- [Challenge] Omit the images. Copy each entry word for word.

── Data to process

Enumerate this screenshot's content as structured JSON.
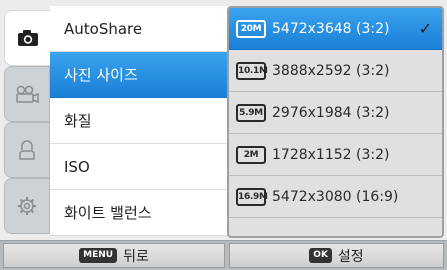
{
  "tabs": [
    {
      "icon": "camera-icon",
      "active": true
    },
    {
      "icon": "movie-camera-icon",
      "active": false
    },
    {
      "icon": "user-icon",
      "active": false
    },
    {
      "icon": "gear-icon",
      "active": false
    }
  ],
  "menu": {
    "items": [
      {
        "label": "AutoShare"
      },
      {
        "label": "사진 사이즈"
      },
      {
        "label": "화질"
      },
      {
        "label": "ISO"
      },
      {
        "label": "화이트 밸런스"
      }
    ],
    "selected_index": 1
  },
  "submenu": {
    "items": [
      {
        "badge": "20M",
        "label": "5472x3648 (3:2)"
      },
      {
        "badge": "10.1M",
        "label": "3888x2592 (3:2)"
      },
      {
        "badge": "5.9M",
        "label": "2976x1984 (3:2)"
      },
      {
        "badge": "2M",
        "label": "1728x1152 (3:2)"
      },
      {
        "badge": "16.9M",
        "label": "5472x3080 (16:9)"
      }
    ],
    "selected_index": 0,
    "check_mark": "✓"
  },
  "bottom": {
    "back_key": "MENU",
    "back_label": "뒤로",
    "ok_key": "OK",
    "ok_label": "설정"
  }
}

────

- [Output below]
Enumerate this screenshot's content as structured JSON.
{
  "tabs": [
    {
      "icon": "camera-icon",
      "active": true
    },
    {
      "icon": "movie-camera-icon",
      "active": false
    },
    {
      "icon": "user-icon",
      "active": false
    },
    {
      "icon": "gear-icon",
      "active": false
    }
  ],
  "menu": {
    "items": [
      {
        "label": "AutoShare"
      },
      {
        "label": "사진 사이즈"
      },
      {
        "label": "화질"
      },
      {
        "label": "ISO"
      },
      {
        "label": "화이트 밸런스"
      }
    ],
    "selected_index": 1
  },
  "submenu": {
    "items": [
      {
        "badge": "20M",
        "label": "5472x3648 (3:2)"
      },
      {
        "badge": "10.1M",
        "label": "3888x2592 (3:2)"
      },
      {
        "badge": "5.9M",
        "label": "2976x1984 (3:2)"
      },
      {
        "badge": "2M",
        "label": "1728x1152 (3:2)"
      },
      {
        "badge": "16.9M",
        "label": "5472x3080 (16:9)"
      }
    ],
    "selected_index": 0,
    "check_mark": "✓"
  },
  "bottom": {
    "back_key": "MENU",
    "back_label": "뒤로",
    "ok_key": "OK",
    "ok_label": "설정"
  }
}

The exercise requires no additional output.